[Data records]
——
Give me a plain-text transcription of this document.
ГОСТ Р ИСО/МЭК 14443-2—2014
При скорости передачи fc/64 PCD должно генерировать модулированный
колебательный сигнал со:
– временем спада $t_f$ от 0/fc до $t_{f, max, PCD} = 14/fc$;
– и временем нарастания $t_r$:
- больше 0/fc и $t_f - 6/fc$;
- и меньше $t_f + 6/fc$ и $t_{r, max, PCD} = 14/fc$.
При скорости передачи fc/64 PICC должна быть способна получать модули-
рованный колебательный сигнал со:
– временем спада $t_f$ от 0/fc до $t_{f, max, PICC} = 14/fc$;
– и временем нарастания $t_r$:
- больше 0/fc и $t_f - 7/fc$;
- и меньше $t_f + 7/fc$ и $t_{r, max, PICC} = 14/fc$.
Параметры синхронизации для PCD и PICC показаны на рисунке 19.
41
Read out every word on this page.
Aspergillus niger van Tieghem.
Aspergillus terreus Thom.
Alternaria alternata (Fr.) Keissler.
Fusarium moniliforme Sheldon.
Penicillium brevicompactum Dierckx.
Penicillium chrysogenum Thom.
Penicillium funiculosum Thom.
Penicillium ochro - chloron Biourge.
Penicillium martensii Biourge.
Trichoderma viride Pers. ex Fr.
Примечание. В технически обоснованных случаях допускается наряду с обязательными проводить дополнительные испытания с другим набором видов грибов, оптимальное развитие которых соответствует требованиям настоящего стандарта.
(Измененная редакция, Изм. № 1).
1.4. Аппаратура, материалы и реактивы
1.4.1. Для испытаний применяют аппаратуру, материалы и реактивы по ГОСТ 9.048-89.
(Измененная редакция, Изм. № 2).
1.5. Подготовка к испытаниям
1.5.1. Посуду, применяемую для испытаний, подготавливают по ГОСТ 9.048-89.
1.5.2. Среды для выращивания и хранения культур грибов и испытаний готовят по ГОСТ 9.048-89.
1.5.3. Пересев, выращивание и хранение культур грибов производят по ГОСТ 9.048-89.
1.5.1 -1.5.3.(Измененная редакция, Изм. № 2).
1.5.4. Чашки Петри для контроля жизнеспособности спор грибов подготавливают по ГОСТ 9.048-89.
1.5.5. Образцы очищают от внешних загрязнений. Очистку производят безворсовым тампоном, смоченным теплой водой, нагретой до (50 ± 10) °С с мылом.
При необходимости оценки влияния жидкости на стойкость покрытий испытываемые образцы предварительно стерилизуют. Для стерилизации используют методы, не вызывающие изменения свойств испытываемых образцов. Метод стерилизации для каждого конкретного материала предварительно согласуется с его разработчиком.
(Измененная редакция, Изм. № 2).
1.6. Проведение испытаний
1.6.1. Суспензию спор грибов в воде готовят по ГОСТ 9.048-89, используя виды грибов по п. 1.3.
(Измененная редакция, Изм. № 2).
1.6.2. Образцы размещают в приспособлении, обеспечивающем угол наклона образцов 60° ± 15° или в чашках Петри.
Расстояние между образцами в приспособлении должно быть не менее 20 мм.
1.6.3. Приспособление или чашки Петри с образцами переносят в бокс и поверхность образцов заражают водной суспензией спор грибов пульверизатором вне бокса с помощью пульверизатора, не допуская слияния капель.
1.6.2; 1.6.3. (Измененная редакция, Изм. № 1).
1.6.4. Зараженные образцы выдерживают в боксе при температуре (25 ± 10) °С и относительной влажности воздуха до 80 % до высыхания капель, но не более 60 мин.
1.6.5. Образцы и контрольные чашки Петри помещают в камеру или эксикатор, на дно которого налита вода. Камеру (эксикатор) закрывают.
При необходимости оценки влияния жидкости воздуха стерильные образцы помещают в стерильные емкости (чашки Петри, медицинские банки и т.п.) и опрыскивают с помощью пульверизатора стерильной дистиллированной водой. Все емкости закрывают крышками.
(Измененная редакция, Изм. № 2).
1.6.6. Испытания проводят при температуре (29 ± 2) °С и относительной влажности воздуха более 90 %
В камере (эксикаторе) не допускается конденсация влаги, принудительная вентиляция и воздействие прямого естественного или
——
Problem statement: Print out the whole listing exactly as it appears.

Result of this task:
Give me a plain-text transcription of this document.
ГОСТ Р ИСО/МЭК 14443-2—2014
При скорости передачи fc/64 PCD должно генерировать модулированный
колебательный сигнал со:
– временем спада $t_f$ от 0/fc до $t_{f, max, PCD} = 14/fc$;
– и временем нарастания $t_r$:
- больше 0/fc и $t_f - 6/fc$;
- и меньше $t_f + 6/fc$ и $t_{r, max, PCD} = 14/fc$.
При скорости передачи fc/64 PICC должна быть способна получать модули-
рованный колебательный сигнал со:
– временем спада $t_f$ от 0/fc до $t_{f, max, PICC} = 14/fc$;
– и временем нарастания $t_r$:
- больше 0/fc и $t_f - 7/fc$;
- и меньше $t_f + 7/fc$ и $t_{r, max, PICC} = 14/fc$.
Параметры синхронизации для PCD и PICC показаны на рисунке 19.
41
Read out every word on this page.
Aspergillus niger van Tieghem.
Aspergillus terreus Thom.
Alternaria alternata (Fr.) Keissler.
Fusarium moniliforme Sheldon.
Penicillium brevicompactum Dierckx.
Penicillium chrysogenum Thom.
Penicillium funiculosum Thom.
Penicillium ochro - chloron Biourge.
Penicillium martensii Biourge.
Trichoderma viride Pers. ex Fr.
Примечание. В технически обоснованных случаях допускается наряду с обязательными проводить дополнительные испытания с другим набором видов грибов, оптимальное развитие которых соответствует требованиям настоящего стандарта.
(Измененная редакция, Изм. № 1).
1.4. Аппаратура, материалы и реактивы
1.4.1. Для испытаний применяют аппаратуру, материалы и реактивы по ГОСТ 9.048-89.
(Измененная редакция, Изм. № 2).
1.5. Подготовка к испытаниям
1.5.1. Посуду, применяемую для испытаний, подготавливают по ГОСТ 9.048-89.
1.5.2. Среды для выращивания и хранения культур грибов и испытаний готовят по ГОСТ 9.048-89.
1.5.3. Пересев, выращивание и хранение культур грибов производят по ГОСТ 9.048-89.
1.5.1 -1.5.3.(Измененная редакция, Изм. № 2).
1.5.4. Чашки Петри для контроля жизнеспособности спор грибов подготавливают по ГОСТ 9.048-89.
1.5.5. Образцы очищают от внешних загрязнений. Очистку производят безворсовым тампоном, смоченным теплой водой, нагретой до (50 ± 10) °С с мылом.
При необходимости оценки влияния жидкости на стойкость покрытий испытываемые образцы предварительно стерилизуют. Для стерилизации используют методы, не вызывающие изменения свойств испытываемых образцов. Метод стерилизации для каждого конкретного материала предварительно согласуется с его разработчиком.
(Измененная редакция, Изм. № 2).
1.6. Проведение испытаний
1.6.1. Суспензию спор грибов в воде готовят по ГОСТ 9.048-89, используя виды грибов по п. 1.3.
(Измененная редакция, Изм. № 2).
1.6.2. Образцы размещают в приспособлении, обеспечивающем угол наклона образцов 60° ± 15° или в чашках Петри.
Расстояние между образцами в приспособлении должно быть не менее 20 мм.
1.6.3. Приспособление или чашки Петри с образцами переносят в бокс и поверхность образцов заражают водной суспензией спор грибов пульверизатором вне бокса с помощью пульверизатора, не допуская слияния капель.
1.6.2; 1.6.3. (Измененная редакция, Изм. № 1).
1.6.4. Зараженные образцы выдерживают в боксе при температуре (25 ± 10) °С и относительной влажности воздуха до 80 % до высыхания капель, но не более 60 мин.
1.6.5. Образцы и контрольные чашки Петри помещают в камеру или эксикатор, на дно которого налита вода. Камеру (эксикатор) закрывают.
При необходимости оценки влияния жидкости воздуха стерильные образцы помещают в стерильные емкости (чашки Петри, медицинские банки и т.п.) и опрыскивают с помощью пульверизатора стерильной дистиллированной водой. Все емкости закрывают крышками.
(Измененная редакция, Изм. № 2).
1.6.6. Испытания проводят при температуре (29 ± 2) °С и относительной влажности воздуха более 90 %
В камере (эксикаторе) не допускается конденсация влаги, принудительная вентиляция и воздействие прямого естественного или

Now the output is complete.